■ WHAT TO WORK ON ■
Can you quote the records below in full, word for word?

■ Stored records ■
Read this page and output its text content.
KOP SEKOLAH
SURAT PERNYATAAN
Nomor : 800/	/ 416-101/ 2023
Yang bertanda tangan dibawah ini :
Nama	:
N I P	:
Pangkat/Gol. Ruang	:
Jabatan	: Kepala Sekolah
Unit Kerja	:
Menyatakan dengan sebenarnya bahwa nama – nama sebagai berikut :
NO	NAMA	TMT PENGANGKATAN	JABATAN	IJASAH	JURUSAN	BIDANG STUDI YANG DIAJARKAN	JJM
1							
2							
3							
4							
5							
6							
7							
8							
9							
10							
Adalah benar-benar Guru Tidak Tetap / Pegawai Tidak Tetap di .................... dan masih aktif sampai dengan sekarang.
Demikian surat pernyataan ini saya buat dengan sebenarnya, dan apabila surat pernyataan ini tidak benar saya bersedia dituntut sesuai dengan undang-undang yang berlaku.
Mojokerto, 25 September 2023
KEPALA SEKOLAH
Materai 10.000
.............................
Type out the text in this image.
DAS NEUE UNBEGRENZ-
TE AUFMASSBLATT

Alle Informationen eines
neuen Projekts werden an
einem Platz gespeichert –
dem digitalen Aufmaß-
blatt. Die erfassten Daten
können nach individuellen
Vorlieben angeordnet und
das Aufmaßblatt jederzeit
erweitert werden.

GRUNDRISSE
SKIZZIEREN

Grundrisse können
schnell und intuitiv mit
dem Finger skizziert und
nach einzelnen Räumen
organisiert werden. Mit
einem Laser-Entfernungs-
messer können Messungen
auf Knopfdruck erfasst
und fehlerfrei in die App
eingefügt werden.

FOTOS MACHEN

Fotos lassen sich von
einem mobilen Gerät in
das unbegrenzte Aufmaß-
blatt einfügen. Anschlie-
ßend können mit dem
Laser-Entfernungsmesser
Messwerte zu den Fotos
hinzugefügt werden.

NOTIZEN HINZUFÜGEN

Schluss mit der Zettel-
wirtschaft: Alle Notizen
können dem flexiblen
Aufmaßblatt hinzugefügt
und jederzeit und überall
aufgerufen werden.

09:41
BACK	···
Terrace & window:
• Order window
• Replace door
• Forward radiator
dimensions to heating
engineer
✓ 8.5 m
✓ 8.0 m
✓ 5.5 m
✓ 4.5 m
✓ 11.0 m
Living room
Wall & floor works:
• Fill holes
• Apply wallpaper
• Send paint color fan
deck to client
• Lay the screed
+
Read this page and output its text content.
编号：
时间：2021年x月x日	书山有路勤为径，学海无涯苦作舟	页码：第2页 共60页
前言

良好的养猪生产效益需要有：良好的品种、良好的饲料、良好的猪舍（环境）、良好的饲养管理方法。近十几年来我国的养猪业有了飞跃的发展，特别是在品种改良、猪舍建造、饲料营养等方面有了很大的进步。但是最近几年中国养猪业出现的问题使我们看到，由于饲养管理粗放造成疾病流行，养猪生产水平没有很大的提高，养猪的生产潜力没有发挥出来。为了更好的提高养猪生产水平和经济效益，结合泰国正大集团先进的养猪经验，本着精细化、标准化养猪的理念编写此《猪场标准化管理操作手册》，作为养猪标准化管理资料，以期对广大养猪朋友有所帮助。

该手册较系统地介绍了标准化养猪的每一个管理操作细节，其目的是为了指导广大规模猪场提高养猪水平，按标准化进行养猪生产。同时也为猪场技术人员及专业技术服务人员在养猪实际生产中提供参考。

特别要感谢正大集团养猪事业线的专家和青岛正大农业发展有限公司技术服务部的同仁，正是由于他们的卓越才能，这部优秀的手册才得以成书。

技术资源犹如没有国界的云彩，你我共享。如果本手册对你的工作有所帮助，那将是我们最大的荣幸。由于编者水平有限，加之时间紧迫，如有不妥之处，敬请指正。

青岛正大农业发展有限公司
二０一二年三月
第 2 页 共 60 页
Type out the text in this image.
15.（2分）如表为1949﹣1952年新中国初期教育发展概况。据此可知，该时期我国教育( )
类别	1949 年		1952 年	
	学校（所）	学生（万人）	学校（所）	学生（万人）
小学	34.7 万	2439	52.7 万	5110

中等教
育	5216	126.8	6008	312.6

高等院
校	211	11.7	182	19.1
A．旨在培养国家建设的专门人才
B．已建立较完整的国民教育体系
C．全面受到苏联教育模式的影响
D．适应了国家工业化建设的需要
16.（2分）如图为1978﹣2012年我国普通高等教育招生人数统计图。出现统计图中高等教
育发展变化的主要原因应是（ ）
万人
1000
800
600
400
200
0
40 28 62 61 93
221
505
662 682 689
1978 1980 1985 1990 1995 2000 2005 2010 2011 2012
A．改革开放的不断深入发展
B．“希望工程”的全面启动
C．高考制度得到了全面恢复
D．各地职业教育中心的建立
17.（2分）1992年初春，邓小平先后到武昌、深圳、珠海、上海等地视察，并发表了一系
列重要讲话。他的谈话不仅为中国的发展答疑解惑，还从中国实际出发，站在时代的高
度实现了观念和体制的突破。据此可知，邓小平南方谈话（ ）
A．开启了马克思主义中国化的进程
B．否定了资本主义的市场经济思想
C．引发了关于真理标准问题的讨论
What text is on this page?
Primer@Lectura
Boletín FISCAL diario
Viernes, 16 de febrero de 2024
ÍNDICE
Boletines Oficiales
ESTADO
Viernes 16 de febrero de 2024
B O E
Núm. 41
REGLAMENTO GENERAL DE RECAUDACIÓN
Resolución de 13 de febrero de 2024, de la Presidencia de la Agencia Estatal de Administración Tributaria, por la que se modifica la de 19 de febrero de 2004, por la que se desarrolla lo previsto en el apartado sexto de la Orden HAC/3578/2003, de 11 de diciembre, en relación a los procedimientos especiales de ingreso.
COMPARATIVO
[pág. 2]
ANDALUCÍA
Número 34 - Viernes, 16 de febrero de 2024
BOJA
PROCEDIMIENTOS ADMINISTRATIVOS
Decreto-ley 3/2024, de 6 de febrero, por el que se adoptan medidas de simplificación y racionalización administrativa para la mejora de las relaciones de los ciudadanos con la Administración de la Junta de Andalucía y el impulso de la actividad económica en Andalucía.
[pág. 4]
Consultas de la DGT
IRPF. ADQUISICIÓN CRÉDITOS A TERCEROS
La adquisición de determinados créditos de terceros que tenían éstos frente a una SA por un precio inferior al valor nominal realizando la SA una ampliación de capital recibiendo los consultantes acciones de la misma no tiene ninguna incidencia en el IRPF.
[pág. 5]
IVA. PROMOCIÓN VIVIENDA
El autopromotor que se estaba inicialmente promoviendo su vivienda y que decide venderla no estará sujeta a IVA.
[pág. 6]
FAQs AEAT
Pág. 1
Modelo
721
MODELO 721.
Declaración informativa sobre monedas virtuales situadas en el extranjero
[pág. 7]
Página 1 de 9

■ EXERCISE SOLUTION ■
Read this page and output its text content.
KOP SEKOLAH
SURAT PERNYATAAN
Nomor : 800/	/ 416-101/ 2023
Yang bertanda tangan dibawah ini :
Nama	:
N I P	:
Pangkat/Gol. Ruang	:
Jabatan	: Kepala Sekolah
Unit Kerja	:
Menyatakan dengan sebenarnya bahwa nama – nama sebagai berikut :
NO	NAMA	TMT PENGANGKATAN	JABATAN	IJASAH	JURUSAN	BIDANG STUDI YANG DIAJARKAN	JJM
1							
2							
3							
4							
5							
6							
7							
8							
9							
10							
Adalah benar-benar Guru Tidak Tetap / Pegawai Tidak Tetap di .................... dan masih aktif sampai dengan sekarang.
Demikian surat pernyataan ini saya buat dengan sebenarnya, dan apabila surat pernyataan ini tidak benar saya bersedia dituntut sesuai dengan undang-undang yang berlaku.
Mojokerto, 25 September 2023
KEPALA SEKOLAH
Materai 10.000
.............................
Type out the text in this image.
DAS NEUE UNBEGRENZ-
TE AUFMASSBLATT

Alle Informationen eines
neuen Projekts werden an
einem Platz gespeichert –
dem digitalen Aufmaß-
blatt. Die erfassten Daten
können nach individuellen
Vorlieben angeordnet und
das Aufmaßblatt jederzeit
erweitert werden.

GRUNDRISSE
SKIZZIEREN

Grundrisse können
schnell und intuitiv mit
dem Finger skizziert und
nach einzelnen Räumen
organisiert werden. Mit
einem Laser-Entfernungs-
messer können Messungen
auf Knopfdruck erfasst
und fehlerfrei in die App
eingefügt werden.

FOTOS MACHEN

Fotos lassen sich von
einem mobilen Gerät in
das unbegrenzte Aufmaß-
blatt einfügen. Anschlie-
ßend können mit dem
Laser-Entfernungsmesser
Messwerte zu den Fotos
hinzugefügt werden.

NOTIZEN HINZUFÜGEN

Schluss mit der Zettel-
wirtschaft: Alle Notizen
können dem flexiblen
Aufmaßblatt hinzugefügt
und jederzeit und überall
aufgerufen werden.

09:41
BACK	···
Terrace & window:
• Order window
• Replace door
• Forward radiator
dimensions to heating
engineer
✓ 8.5 m
✓ 8.0 m
✓ 5.5 m
✓ 4.5 m
✓ 11.0 m
Living room
Wall & floor works:
• Fill holes
• Apply wallpaper
• Send paint color fan
deck to client
• Lay the screed
+
Read this page and output its text content.
编号：
时间：2021年x月x日	书山有路勤为径，学海无涯苦作舟	页码：第2页 共60页
前言

良好的养猪生产效益需要有：良好的品种、良好的饲料、良好的猪舍（环境）、良好的饲养管理方法。近十几年来我国的养猪业有了飞跃的发展，特别是在品种改良、猪舍建造、饲料营养等方面有了很大的进步。但是最近几年中国养猪业出现的问题使我们看到，由于饲养管理粗放造成疾病流行，养猪生产水平没有很大的提高，养猪的生产潜力没有发挥出来。为了更好的提高养猪生产水平和经济效益，结合泰国正大集团先进的养猪经验，本着精细化、标准化养猪的理念编写此《猪场标准化管理操作手册》，作为养猪标准化管理资料，以期对广大养猪朋友有所帮助。

该手册较系统地介绍了标准化养猪的每一个管理操作细节，其目的是为了指导广大规模猪场提高养猪水平，按标准化进行养猪生产。同时也为猪场技术人员及专业技术服务人员在养猪实际生产中提供参考。

特别要感谢正大集团养猪事业线的专家和青岛正大农业发展有限公司技术服务部的同仁，正是由于他们的卓越才能，这部优秀的手册才得以成书。

技术资源犹如没有国界的云彩，你我共享。如果本手册对你的工作有所帮助，那将是我们最大的荣幸。由于编者水平有限，加之时间紧迫，如有不妥之处，敬请指正。

青岛正大农业发展有限公司
二０一二年三月
第 2 页 共 60 页
Type out the text in this image.
15.（2分）如表为1949﹣1952年新中国初期教育发展概况。据此可知，该时期我国教育( )
类别	1949 年		1952 年	
	学校（所）	学生（万人）	学校（所）	学生（万人）
小学	34.7 万	2439	52.7 万	5110

中等教
育	5216	126.8	6008	312.6

高等院
校	211	11.7	182	19.1
A．旨在培养国家建设的专门人才
B．已建立较完整的国民教育体系
C．全面受到苏联教育模式的影响
D．适应了国家工业化建设的需要
16.（2分）如图为1978﹣2012年我国普通高等教育招生人数统计图。出现统计图中高等教
育发展变化的主要原因应是（ ）
万人
1000
800
600
400
200
0
40 28 62 61 93
221
505
662 682 689
1978 1980 1985 1990 1995 2000 2005 2010 2011 2012
A．改革开放的不断深入发展
B．“希望工程”的全面启动
C．高考制度得到了全面恢复
D．各地职业教育中心的建立
17.（2分）1992年初春，邓小平先后到武昌、深圳、珠海、上海等地视察，并发表了一系
列重要讲话。他的谈话不仅为中国的发展答疑解惑，还从中国实际出发，站在时代的高
度实现了观念和体制的突破。据此可知，邓小平南方谈话（ ）
A．开启了马克思主义中国化的进程
B．否定了资本主义的市场经济思想
C．引发了关于真理标准问题的讨论
What text is on this page?
Primer@Lectura
Boletín FISCAL diario
Viernes, 16 de febrero de 2024
ÍNDICE
Boletines Oficiales
ESTADO
Viernes 16 de febrero de 2024
B O E
Núm. 41
REGLAMENTO GENERAL DE RECAUDACIÓN
Resolución de 13 de febrero de 2024, de la Presidencia de la Agencia Estatal de Administración Tributaria, por la que se modifica la de 19 de febrero de 2004, por la que se desarrolla lo previsto en el apartado sexto de la Orden HAC/3578/2003, de 11 de diciembre, en relación a los procedimientos especiales de ingreso.
COMPARATIVO
[pág. 2]
ANDALUCÍA
Número 34 - Viernes, 16 de febrero de 2024
BOJA
PROCEDIMIENTOS ADMINISTRATIVOS
Decreto-ley 3/2024, de 6 de febrero, por el que se adoptan medidas de simplificación y racionalización administrativa para la mejora de las relaciones de los ciudadanos con la Administración de la Junta de Andalucía y el impulso de la actividad económica en Andalucía.
[pág. 4]
Consultas de la DGT
IRPF. ADQUISICIÓN CRÉDITOS A TERCEROS
La adquisición de determinados créditos de terceros que tenían éstos frente a una SA por un precio inferior al valor nominal realizando la SA una ampliación de capital recibiendo los consultantes acciones de la misma no tiene ninguna incidencia en el IRPF.
[pág. 5]
IVA. PROMOCIÓN VIVIENDA
El autopromotor que se estaba inicialmente promoviendo su vivienda y que decide venderla no estará sujeta a IVA.
[pág. 6]
FAQs AEAT
Pág. 1
Modelo
721
MODELO 721.
Declaración informativa sobre monedas virtuales situadas en el extranjero
[pág. 7]
Página 1 de 9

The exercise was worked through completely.